* Start INFORMATION SUPPLIED *

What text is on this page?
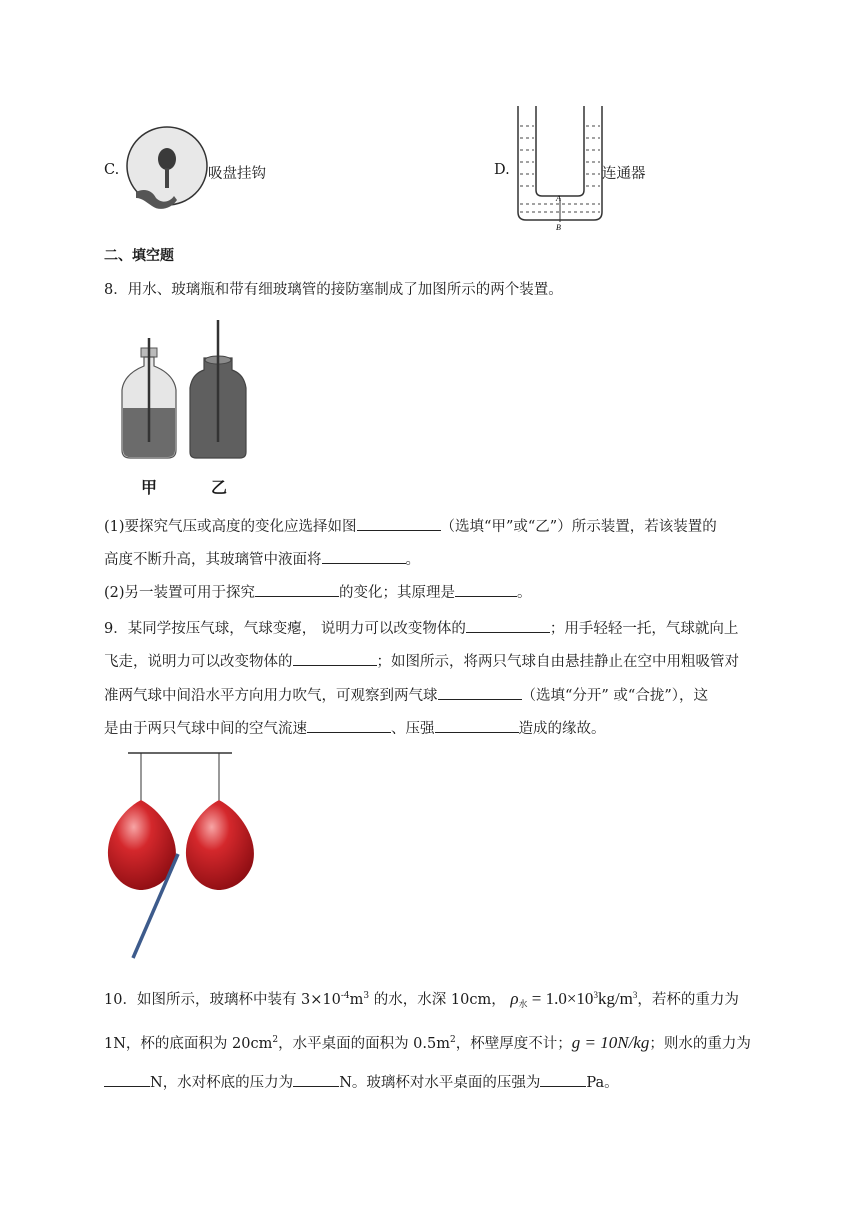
C.	吸盘挂钩	D.
A
B
连通器
二、填空题
8．用水、玻璃瓶和带有细玻璃管的接防塞制成了加图所示的两个装置。
甲	乙
(1)要探究气压或高度的变化应选择如图	（选填“甲”或“乙”）所示装置，若该装置的
高度不断升高，其玻璃管中液面将	。
(2)另一装置可用于探究	的变化；其原理是	。
9．某同学按压气球，气球变瘪， 说明力可以改变物体的	；用手轻轻一托，气球就向上
飞走，说明力可以改变物体的	；如图所示，将两只气球自由悬挂静止在空中用粗吸管对
准两气球中间沿水平方向用力吹气，可观察到两气球	（选填“分开” 或“合拢”），这
是由于两只气球中间的空气流速	、压强	造成的缘故。
10．如图所示，玻璃杯中装有 $3\times 10^{-4}m^3$ 的水，水深 10cm， $\rho_水 = 1.0\times 10^3kg/m^3$，若杯的重力为
1N，杯的底面积为 $20cm^2$，水平桌面的面积为 $0.5m^2$，杯壁厚度不计；g = 10N/kg；则水的重力为
N，水对杯底的压力为	N。玻璃杯对水平桌面的压强为	Pa。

* End INFORMATION SUPPLIED *

WHAT YOU SHOULD DO: Skip the pictures and print each record exactly as it stands.

IN RESPONSE:
What text is on this page?
C.	吸盘挂钩	D.
A
B
连通器
二、填空题
8．用水、玻璃瓶和带有细玻璃管的接防塞制成了加图所示的两个装置。
甲	乙
(1)要探究气压或高度的变化应选择如图	（选填“甲”或“乙”）所示装置，若该装置的
高度不断升高，其玻璃管中液面将	。
(2)另一装置可用于探究	的变化；其原理是	。
9．某同学按压气球，气球变瘪， 说明力可以改变物体的	；用手轻轻一托，气球就向上
飞走，说明力可以改变物体的	；如图所示，将两只气球自由悬挂静止在空中用粗吸管对
准两气球中间沿水平方向用力吹气，可观察到两气球	（选填“分开” 或“合拢”），这
是由于两只气球中间的空气流速	、压强	造成的缘故。
10．如图所示，玻璃杯中装有 $3\times 10^{-4}m^3$ 的水，水深 10cm， $\rho_水 = 1.0\times 10^3kg/m^3$，若杯的重力为
1N，杯的底面积为 $20cm^2$，水平桌面的面积为 $0.5m^2$，杯壁厚度不计；g = 10N/kg；则水的重力为
N，水对杯底的压力为	N。玻璃杯对水平桌面的压强为	Pa。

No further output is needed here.